- **Work to complete**
Of all the lines in the data below, how many contain "Regalado"? Report that number alone.

- **Provided entries**
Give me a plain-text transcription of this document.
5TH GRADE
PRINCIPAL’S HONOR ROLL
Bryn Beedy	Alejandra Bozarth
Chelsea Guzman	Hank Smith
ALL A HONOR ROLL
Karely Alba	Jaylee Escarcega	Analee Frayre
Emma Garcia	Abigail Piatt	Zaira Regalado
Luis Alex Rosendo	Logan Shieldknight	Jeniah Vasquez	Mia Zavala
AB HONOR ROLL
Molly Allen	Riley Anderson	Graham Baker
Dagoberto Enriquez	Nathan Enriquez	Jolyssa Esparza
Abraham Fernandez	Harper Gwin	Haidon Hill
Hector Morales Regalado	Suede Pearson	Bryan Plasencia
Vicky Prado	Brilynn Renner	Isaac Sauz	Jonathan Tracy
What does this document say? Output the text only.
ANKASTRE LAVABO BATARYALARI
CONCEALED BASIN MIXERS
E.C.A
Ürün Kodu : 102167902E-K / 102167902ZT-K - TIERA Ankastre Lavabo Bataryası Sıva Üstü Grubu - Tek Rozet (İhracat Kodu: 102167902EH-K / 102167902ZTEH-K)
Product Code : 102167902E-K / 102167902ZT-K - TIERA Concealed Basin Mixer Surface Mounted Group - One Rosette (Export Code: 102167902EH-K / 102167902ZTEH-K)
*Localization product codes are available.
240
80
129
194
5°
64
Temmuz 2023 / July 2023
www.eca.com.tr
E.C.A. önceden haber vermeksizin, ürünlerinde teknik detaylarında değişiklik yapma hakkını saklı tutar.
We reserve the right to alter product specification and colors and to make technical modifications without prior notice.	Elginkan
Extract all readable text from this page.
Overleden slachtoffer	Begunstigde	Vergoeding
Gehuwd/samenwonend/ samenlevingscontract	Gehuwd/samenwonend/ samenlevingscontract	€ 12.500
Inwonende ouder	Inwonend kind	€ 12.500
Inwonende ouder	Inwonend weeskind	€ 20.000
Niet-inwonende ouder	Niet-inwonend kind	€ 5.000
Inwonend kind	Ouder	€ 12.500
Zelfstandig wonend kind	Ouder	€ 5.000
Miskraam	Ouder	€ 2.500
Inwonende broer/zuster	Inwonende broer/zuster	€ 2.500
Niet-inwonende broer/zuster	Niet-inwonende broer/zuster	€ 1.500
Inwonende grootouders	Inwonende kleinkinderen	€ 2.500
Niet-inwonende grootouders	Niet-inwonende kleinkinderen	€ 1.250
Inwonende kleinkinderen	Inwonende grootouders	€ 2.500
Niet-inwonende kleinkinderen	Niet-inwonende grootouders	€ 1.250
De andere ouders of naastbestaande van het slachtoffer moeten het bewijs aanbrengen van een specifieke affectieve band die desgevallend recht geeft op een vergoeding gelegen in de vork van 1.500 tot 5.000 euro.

- **Solution for this exercise**
2